▶ **Material for the task**:
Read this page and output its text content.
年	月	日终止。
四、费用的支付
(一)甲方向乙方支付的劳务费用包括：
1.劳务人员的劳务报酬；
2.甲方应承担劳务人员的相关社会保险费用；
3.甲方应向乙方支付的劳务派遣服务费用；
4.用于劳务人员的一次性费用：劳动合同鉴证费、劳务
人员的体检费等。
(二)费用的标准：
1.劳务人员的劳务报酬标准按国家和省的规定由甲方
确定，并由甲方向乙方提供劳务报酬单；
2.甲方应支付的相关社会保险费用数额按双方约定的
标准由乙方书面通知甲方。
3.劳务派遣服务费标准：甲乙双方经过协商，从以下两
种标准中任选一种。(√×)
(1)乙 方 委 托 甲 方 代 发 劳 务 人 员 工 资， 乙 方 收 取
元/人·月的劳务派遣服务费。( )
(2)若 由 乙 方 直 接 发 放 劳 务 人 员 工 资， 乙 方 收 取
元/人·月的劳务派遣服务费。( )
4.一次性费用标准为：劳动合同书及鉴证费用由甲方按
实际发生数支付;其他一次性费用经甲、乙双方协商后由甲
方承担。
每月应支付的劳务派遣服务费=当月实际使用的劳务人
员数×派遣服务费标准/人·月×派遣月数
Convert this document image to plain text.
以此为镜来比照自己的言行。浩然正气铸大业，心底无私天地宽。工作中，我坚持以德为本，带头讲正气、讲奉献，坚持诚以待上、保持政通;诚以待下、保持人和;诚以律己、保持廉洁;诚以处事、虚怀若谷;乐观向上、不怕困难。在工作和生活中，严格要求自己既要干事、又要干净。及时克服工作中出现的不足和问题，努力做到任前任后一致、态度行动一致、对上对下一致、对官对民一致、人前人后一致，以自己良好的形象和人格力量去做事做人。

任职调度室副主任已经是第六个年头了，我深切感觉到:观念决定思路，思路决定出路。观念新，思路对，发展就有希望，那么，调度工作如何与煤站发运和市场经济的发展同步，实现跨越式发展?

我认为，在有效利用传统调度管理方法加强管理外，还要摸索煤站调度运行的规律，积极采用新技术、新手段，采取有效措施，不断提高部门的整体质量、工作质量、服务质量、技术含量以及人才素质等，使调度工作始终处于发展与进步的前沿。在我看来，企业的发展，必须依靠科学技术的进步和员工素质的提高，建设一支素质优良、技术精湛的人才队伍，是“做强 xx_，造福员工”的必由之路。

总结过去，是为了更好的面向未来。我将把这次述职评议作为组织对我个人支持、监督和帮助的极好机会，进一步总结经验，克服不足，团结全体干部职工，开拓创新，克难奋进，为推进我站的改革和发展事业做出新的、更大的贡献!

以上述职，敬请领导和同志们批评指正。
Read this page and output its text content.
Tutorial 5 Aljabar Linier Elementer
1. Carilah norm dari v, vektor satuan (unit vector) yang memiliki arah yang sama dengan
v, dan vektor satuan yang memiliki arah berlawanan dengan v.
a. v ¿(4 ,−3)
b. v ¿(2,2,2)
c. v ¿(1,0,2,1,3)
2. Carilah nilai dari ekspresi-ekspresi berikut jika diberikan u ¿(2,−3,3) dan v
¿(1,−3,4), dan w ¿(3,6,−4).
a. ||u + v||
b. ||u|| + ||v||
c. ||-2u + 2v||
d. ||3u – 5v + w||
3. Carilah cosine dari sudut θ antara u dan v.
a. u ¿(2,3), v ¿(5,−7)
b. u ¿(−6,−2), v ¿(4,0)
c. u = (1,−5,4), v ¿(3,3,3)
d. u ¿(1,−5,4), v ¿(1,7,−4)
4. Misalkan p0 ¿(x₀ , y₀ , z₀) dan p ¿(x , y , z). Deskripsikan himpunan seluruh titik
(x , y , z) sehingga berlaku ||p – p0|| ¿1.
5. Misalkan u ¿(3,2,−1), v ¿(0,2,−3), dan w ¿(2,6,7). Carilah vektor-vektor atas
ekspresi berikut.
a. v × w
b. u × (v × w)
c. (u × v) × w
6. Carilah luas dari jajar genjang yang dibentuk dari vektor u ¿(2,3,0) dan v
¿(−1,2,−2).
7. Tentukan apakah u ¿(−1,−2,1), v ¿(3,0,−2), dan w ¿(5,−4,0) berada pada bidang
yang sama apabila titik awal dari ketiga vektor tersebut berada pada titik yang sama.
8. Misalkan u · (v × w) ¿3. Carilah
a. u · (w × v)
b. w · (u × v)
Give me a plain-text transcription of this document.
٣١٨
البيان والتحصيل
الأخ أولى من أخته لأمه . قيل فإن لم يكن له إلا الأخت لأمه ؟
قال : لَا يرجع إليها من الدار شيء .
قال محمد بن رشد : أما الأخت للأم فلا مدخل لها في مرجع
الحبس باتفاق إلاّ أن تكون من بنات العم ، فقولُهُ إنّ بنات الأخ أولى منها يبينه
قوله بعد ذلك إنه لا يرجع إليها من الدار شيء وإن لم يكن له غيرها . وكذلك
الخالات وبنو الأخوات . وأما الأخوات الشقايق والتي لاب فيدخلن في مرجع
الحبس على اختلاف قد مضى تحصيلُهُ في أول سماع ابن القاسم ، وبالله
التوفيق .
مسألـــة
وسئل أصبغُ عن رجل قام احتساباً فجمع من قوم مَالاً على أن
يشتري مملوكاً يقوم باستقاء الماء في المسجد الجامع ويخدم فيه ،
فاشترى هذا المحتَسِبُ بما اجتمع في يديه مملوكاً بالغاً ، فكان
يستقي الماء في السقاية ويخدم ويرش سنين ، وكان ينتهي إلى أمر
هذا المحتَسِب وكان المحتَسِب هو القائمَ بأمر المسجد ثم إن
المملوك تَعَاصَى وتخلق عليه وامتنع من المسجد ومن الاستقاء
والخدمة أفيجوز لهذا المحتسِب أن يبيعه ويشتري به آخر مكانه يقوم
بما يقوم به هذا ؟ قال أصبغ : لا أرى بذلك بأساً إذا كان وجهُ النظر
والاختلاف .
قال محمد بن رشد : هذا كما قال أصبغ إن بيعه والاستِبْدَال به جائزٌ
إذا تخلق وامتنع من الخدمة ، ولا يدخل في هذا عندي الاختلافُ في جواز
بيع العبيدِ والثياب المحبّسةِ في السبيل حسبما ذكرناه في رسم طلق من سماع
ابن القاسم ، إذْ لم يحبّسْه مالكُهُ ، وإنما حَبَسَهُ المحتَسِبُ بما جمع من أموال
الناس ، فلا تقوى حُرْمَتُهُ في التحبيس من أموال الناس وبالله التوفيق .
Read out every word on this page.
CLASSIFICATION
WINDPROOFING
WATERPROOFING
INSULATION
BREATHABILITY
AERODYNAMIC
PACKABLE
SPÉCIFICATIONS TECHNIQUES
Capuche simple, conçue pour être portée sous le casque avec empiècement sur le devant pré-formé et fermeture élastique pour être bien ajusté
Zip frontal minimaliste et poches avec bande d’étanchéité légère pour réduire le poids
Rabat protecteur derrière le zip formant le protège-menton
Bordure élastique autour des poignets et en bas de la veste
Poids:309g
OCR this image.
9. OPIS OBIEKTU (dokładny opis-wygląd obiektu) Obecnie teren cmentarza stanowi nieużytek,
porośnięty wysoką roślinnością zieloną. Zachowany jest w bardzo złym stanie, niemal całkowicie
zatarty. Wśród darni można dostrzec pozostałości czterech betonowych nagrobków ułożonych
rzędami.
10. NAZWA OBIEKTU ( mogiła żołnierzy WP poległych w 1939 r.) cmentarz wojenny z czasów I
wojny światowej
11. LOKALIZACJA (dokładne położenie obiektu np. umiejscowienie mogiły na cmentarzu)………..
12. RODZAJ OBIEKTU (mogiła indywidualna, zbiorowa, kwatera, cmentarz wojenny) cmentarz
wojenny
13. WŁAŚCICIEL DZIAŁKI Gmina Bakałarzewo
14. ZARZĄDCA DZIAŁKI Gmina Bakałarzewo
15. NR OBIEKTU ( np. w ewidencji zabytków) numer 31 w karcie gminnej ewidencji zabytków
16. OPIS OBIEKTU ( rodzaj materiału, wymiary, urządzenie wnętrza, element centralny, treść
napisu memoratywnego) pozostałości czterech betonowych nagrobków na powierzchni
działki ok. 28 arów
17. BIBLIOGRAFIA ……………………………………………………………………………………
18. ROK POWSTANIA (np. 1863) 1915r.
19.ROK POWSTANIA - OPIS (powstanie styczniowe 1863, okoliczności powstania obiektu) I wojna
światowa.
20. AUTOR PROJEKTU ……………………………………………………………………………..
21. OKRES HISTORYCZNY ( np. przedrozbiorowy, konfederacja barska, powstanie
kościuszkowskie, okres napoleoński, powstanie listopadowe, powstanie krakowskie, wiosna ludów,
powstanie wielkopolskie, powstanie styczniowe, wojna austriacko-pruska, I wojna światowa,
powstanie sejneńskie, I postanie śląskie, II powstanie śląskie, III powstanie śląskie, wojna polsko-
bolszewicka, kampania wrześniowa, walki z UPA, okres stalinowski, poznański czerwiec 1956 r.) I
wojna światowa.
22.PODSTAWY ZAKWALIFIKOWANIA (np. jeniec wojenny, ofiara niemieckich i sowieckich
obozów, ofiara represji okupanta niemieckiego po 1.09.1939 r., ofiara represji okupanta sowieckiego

▶ **Task directions**: Make a list of all lines in the data that contain "Bakałarzewo".

▶ **Expected output**:
13. WŁAŚCICIEL DZIAŁKI Gmina Bakałarzewo
14. ZARZĄDCA DZIAŁKI Gmina Bakałarzewo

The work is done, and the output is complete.